**Problem to solve**. Scan the records and identify every line in which the string "screenshot" occurs, then return those lines.

**Input data**.
____

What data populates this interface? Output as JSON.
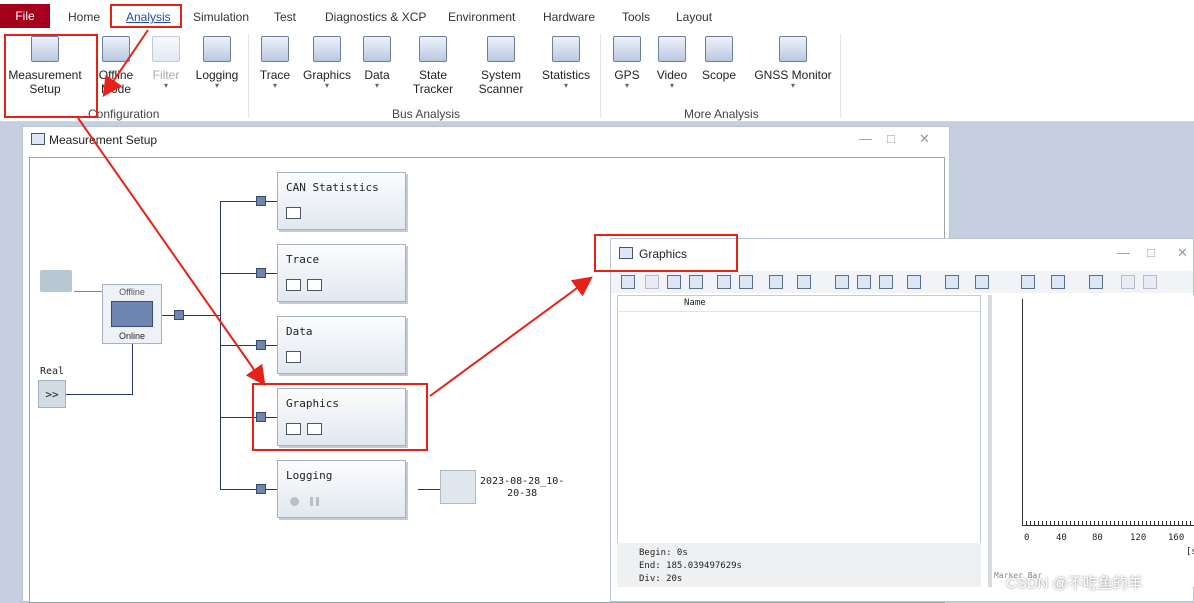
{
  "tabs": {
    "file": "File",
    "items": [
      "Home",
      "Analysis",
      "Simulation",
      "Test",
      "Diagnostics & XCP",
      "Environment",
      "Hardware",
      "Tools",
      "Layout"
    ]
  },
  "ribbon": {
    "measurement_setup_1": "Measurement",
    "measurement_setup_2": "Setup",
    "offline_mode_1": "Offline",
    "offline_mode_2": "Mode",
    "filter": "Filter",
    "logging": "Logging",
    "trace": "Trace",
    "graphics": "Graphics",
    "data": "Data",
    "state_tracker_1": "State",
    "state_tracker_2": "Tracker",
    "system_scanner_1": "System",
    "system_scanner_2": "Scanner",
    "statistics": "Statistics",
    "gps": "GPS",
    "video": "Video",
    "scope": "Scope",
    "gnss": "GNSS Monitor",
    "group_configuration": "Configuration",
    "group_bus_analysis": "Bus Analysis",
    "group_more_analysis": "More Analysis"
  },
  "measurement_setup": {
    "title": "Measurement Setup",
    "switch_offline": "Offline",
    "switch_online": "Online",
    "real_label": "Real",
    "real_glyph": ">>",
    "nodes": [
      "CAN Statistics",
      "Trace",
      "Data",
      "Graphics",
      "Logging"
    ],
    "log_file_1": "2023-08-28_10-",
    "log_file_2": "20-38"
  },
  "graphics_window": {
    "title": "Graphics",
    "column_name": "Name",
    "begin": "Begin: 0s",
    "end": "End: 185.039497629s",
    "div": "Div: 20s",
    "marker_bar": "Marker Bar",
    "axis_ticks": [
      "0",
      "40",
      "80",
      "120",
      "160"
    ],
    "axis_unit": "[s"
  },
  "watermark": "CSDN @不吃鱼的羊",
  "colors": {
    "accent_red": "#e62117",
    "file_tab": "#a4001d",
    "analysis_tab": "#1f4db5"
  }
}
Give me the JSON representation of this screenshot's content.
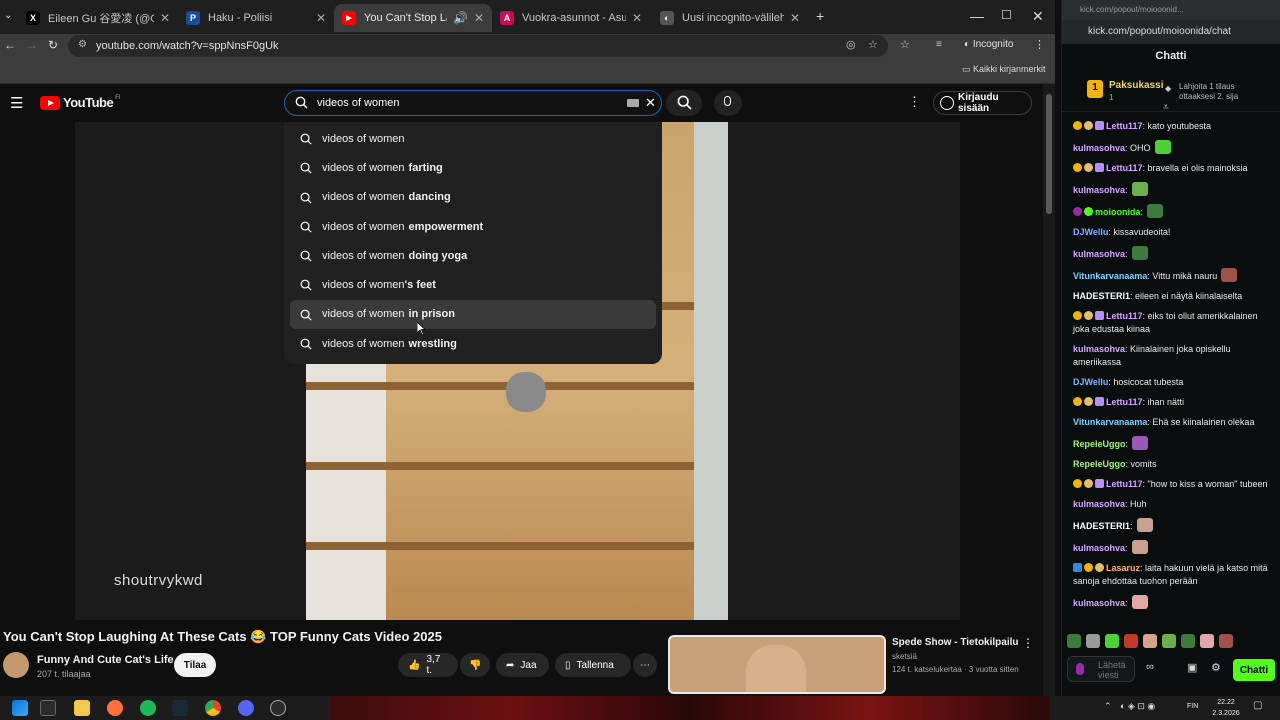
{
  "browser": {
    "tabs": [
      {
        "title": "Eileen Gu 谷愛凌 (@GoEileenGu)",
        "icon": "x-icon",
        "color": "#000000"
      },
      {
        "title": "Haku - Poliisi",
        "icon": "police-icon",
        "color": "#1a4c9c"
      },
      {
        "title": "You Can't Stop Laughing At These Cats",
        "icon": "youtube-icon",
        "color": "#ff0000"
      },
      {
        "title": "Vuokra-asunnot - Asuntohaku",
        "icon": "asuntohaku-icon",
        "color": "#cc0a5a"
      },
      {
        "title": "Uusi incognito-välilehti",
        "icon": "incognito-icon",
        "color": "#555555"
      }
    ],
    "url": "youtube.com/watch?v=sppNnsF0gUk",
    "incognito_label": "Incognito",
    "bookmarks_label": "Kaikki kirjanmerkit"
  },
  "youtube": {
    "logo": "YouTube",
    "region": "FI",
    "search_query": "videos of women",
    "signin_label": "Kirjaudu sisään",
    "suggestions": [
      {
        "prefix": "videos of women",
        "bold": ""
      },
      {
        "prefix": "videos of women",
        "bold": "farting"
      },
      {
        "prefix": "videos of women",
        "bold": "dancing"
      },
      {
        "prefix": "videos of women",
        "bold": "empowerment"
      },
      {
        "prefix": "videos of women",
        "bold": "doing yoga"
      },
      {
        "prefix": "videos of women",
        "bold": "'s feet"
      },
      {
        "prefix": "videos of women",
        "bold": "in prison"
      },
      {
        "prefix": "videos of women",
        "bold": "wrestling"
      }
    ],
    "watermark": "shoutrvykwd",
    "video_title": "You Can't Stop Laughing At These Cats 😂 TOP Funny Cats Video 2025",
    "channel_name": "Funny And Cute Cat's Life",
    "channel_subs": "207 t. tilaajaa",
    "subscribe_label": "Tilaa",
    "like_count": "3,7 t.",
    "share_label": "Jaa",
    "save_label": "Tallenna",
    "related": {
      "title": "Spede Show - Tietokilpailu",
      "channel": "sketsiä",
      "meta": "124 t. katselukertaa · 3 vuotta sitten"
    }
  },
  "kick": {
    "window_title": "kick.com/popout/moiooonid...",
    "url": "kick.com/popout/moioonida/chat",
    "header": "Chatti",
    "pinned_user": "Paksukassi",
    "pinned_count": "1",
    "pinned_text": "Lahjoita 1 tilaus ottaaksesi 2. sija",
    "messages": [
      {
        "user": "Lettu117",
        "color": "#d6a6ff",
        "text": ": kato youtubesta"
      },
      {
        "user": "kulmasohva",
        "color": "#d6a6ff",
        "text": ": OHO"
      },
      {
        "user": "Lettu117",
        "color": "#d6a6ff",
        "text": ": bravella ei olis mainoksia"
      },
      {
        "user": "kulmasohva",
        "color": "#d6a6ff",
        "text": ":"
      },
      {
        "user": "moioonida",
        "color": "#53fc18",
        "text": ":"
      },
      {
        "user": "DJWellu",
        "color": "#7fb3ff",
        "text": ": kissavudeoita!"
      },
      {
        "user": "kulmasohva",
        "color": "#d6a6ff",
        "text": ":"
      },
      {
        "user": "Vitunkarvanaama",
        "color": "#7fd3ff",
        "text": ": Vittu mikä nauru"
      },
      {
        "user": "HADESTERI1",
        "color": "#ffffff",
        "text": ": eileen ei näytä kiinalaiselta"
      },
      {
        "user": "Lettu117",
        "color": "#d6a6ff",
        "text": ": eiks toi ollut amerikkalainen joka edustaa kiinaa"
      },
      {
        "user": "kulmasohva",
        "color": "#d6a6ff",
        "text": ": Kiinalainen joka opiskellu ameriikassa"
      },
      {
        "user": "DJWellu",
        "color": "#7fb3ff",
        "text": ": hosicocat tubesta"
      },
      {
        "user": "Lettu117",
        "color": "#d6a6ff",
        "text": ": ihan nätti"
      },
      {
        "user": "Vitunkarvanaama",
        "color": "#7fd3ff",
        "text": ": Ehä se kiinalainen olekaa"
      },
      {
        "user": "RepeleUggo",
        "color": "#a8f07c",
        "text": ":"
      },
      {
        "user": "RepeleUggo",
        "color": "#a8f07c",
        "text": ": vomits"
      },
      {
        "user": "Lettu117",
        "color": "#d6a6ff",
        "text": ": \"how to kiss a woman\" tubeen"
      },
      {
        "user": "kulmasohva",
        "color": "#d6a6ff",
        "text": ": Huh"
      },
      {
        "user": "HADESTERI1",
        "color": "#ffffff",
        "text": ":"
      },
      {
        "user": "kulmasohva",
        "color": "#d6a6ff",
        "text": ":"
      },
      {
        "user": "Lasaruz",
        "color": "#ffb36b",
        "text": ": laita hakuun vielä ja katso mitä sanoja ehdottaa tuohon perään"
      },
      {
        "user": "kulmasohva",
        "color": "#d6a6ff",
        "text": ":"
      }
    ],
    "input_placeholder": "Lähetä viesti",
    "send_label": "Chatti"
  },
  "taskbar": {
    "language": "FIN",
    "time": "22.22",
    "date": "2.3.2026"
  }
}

____

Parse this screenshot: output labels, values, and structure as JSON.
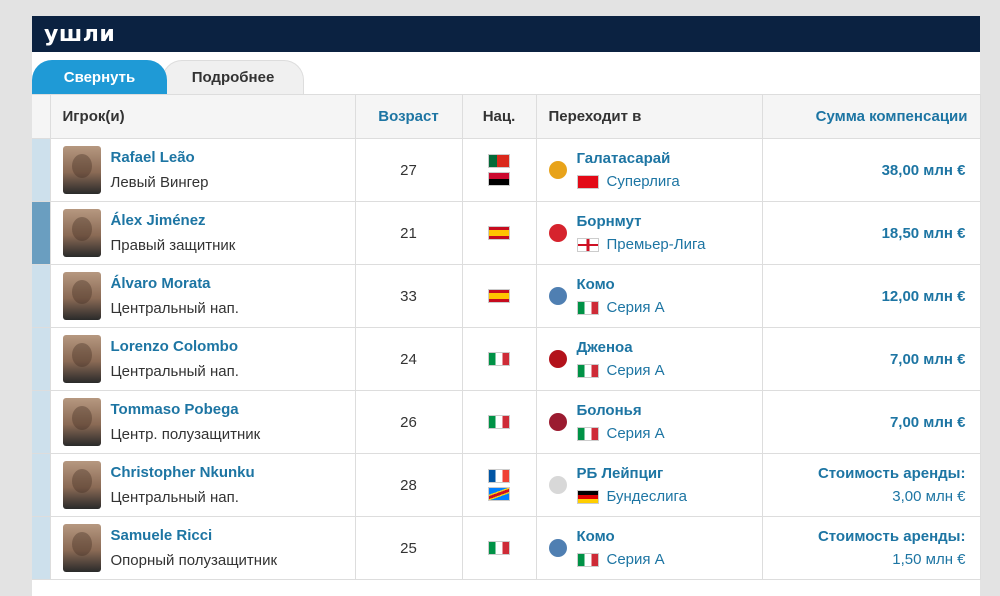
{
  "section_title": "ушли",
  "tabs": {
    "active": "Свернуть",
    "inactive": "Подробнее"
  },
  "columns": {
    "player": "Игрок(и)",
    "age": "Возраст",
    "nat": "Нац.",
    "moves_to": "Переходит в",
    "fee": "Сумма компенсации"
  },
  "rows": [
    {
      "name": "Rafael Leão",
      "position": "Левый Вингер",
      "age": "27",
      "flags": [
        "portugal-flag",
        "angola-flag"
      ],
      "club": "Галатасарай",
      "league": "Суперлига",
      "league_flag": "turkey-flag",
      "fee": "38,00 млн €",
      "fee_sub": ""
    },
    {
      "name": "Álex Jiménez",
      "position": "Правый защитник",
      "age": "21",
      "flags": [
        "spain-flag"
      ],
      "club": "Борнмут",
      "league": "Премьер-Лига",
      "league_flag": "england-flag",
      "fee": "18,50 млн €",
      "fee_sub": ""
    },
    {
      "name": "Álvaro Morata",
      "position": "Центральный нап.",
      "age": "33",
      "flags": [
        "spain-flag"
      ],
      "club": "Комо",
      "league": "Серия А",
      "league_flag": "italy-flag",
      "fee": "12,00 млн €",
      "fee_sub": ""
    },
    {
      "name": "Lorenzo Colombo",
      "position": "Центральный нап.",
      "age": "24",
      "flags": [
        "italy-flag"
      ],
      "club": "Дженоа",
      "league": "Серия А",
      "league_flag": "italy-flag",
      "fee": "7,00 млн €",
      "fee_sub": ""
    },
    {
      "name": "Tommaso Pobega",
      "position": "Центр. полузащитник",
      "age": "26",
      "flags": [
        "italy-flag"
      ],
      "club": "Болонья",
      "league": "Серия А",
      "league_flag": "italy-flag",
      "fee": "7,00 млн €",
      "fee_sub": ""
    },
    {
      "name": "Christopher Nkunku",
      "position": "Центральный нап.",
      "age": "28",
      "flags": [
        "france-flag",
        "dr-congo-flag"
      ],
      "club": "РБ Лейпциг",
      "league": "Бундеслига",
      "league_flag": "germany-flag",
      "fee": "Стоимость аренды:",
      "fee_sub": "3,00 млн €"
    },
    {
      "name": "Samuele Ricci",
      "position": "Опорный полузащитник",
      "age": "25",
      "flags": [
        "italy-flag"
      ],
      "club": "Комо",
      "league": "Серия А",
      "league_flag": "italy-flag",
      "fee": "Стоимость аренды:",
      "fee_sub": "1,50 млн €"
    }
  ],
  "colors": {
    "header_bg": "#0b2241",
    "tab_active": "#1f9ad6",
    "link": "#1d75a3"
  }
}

____

**Complete output**.
Give me the JSON representation of this screenshot's content.
Parse this screenshot: output labels, values, and structure as JSON.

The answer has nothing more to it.